→ Stored data:
################

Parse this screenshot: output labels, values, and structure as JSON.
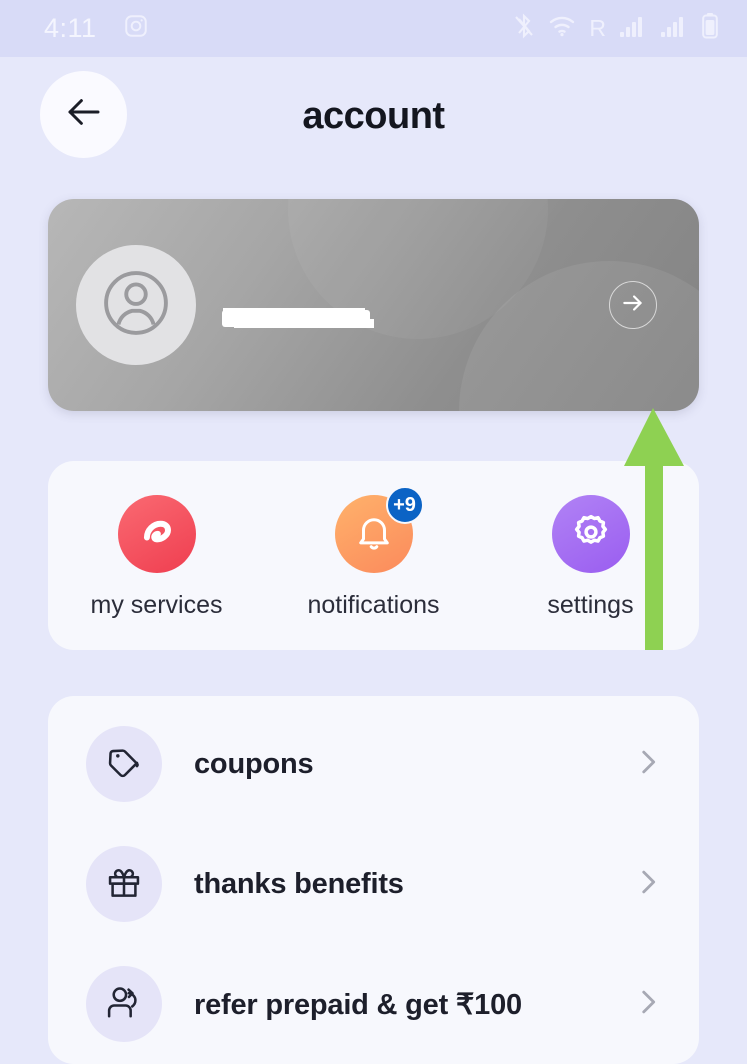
{
  "status_bar": {
    "time": "4:11",
    "left_icons": [
      {
        "name": "instagram-icon"
      }
    ],
    "right_icons": [
      {
        "name": "bluetooth-off-icon"
      },
      {
        "name": "wifi-icon"
      },
      {
        "name": "roaming-indicator",
        "label": "R"
      },
      {
        "name": "signal-bars-sim1-icon"
      },
      {
        "name": "signal-bars-sim2-icon"
      },
      {
        "name": "battery-icon"
      }
    ]
  },
  "header": {
    "title": "account",
    "back_icon": "arrow-left-icon"
  },
  "profile_card": {
    "avatar_icon": "user-avatar-icon",
    "name": "",
    "phone": "",
    "name_redacted": true,
    "phone_redacted": true,
    "arrow_icon": "arrow-right-icon"
  },
  "quick_actions": [
    {
      "id": "my-services",
      "label": "my services",
      "icon": "airtel-logo-icon",
      "badge": null,
      "color": "#ef3e50"
    },
    {
      "id": "notifications",
      "label": "notifications",
      "icon": "bell-icon",
      "badge": "+9",
      "color": "#fb8a5c",
      "badge_color": "#0b63c5"
    },
    {
      "id": "settings",
      "label": "settings",
      "icon": "gear-icon",
      "badge": null,
      "color": "#9a5df0"
    }
  ],
  "menu_items": [
    {
      "id": "coupons",
      "label": "coupons",
      "icon": "tag-icon",
      "chevron": "chevron-right-icon"
    },
    {
      "id": "thanks-benefits",
      "label": "thanks benefits",
      "icon": "gift-icon",
      "chevron": "chevron-right-icon"
    },
    {
      "id": "refer-prepaid",
      "label": "refer prepaid & get ₹100",
      "icon": "refer-person-icon",
      "chevron": "chevron-right-icon"
    }
  ],
  "annotation": {
    "type": "arrow",
    "color": "#8ed152",
    "points_to": "profile-card-arrow-button"
  },
  "theme": {
    "page_background": "#e6e8fa",
    "status_bar_background": "#d8dbf7",
    "card_background": "#f7f8fd",
    "text_primary": "#1d1f2b",
    "icon_circle_background": "#e5e4f8"
  }
}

################

→ PROBLEM REQUIREMENTS: In the entries above, find each line with the word "refer" and show it.

→ RESULT FOR THIS EXERCISE:
      "id": "refer-prepaid",
      "label": "refer prepaid & get ₹100",
      "icon": "refer-person-icon",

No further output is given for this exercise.